* **WORK TO DO**
Extract, exactly as written, the line that contains "Enumerate this chart's" and all lines after it through the end of the records. Omit pictures.

○ ○ ○ ○

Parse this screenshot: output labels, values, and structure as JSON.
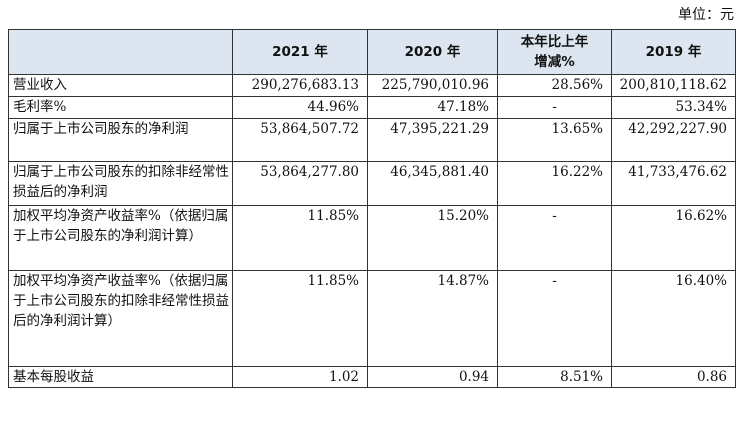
{
  "unit_label": "单位：元",
  "table": {
    "headers": [
      "",
      "2021 年",
      "2020 年",
      "本年比上年\n增减%",
      "2019 年"
    ],
    "rows": [
      {
        "label": "营业收入",
        "v2021": "290,276,683.13",
        "v2020": "225,790,010.96",
        "change": "28.56%",
        "v2019": "200,810,118.62"
      },
      {
        "label": "毛利率%",
        "v2021": "44.96%",
        "v2020": "47.18%",
        "change": "-",
        "v2019": "53.34%"
      },
      {
        "label": "归属于上市公司股东的净利润",
        "v2021": "53,864,507.72",
        "v2020": "47,395,221.29",
        "change": "13.65%",
        "v2019": "42,292,227.90"
      },
      {
        "label": "归属于上市公司股东的扣除非经常性损益后的净利润",
        "v2021": "53,864,277.80",
        "v2020": "46,345,881.40",
        "change": "16.22%",
        "v2019": "41,733,476.62"
      },
      {
        "label": "加权平均净资产收益率%（依据归属于上市公司股东的净利润计算）",
        "v2021": "11.85%",
        "v2020": "15.20%",
        "change": "-",
        "v2019": "16.62%"
      },
      {
        "label": "加权平均净资产收益率%（依据归属于上市公司股东的扣除非经常性损益后的净利润计算）",
        "v2021": "11.85%",
        "v2020": "14.87%",
        "change": "-",
        "v2019": "16.40%"
      },
      {
        "label": "基本每股收益",
        "v2021": "1.02",
        "v2020": "0.94",
        "change": "8.51%",
        "v2019": "0.86"
      }
    ]
  }
}
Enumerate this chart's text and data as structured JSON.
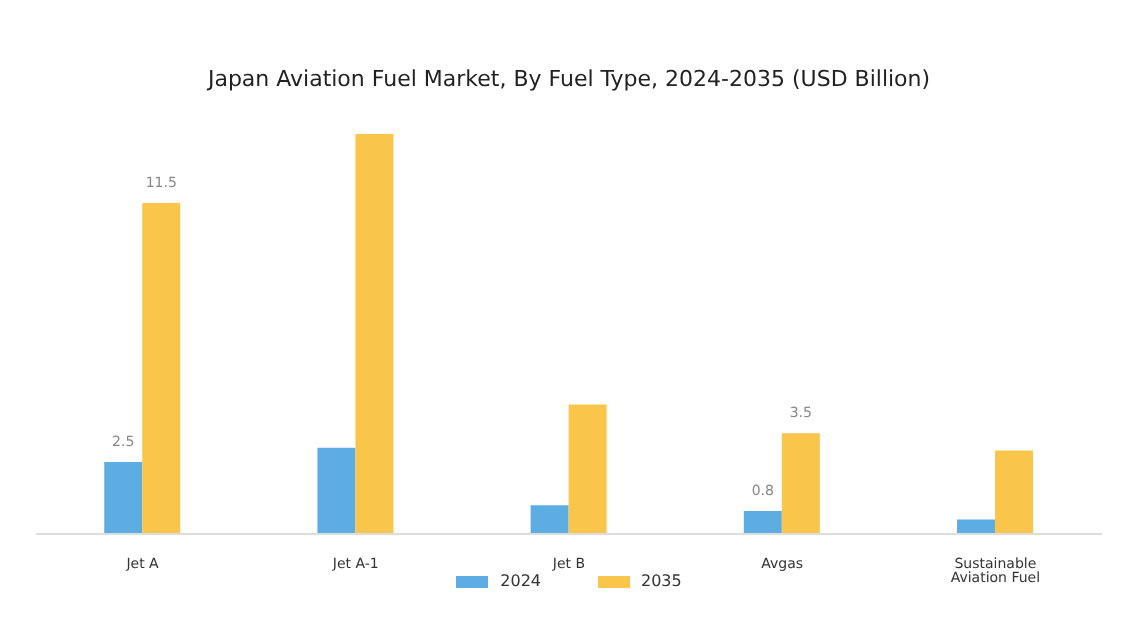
{
  "chart_data": {
    "type": "bar",
    "title": "Japan Aviation Fuel Market, By Fuel Type, 2024-2035 (USD Billion)",
    "categories": [
      "Jet A",
      "Jet A-1",
      "Jet B",
      "Avgas",
      "Sustainable Aviation Fuel"
    ],
    "series": [
      {
        "name": "2024",
        "color": "#5dade2",
        "values": [
          2.5,
          3.0,
          1.0,
          0.8,
          0.5
        ],
        "value_labels": [
          "2.5",
          null,
          null,
          "0.8",
          null
        ]
      },
      {
        "name": "2035",
        "color": "#f9c54b",
        "values": [
          11.5,
          13.9,
          4.5,
          3.5,
          2.9
        ],
        "value_labels": [
          "11.5",
          null,
          null,
          "3.5",
          null
        ]
      }
    ],
    "legend": "bottom",
    "grid": false
  }
}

○ ○ ○ ○

* **ANSWER TO THE PROBLEM**
Enumerate this chart's text and data as structured JSON.
{
  "chart_data": {
    "type": "bar",
    "title": "Japan Aviation Fuel Market, By Fuel Type, 2024-2035 (USD Billion)",
    "categories": [
      "Jet A",
      "Jet A-1",
      "Jet B",
      "Avgas",
      "Sustainable Aviation Fuel"
    ],
    "series": [
      {
        "name": "2024",
        "color": "#5dade2",
        "values": [
          2.5,
          3.0,
          1.0,
          0.8,
          0.5
        ],
        "value_labels": [
          "2.5",
          null,
          null,
          "0.8",
          null
        ]
      },
      {
        "name": "2035",
        "color": "#f9c54b",
        "values": [
          11.5,
          13.9,
          4.5,
          3.5,
          2.9
        ],
        "value_labels": [
          "11.5",
          null,
          null,
          "3.5",
          null
        ]
      }
    ],
    "legend": "bottom",
    "grid": false
  }
}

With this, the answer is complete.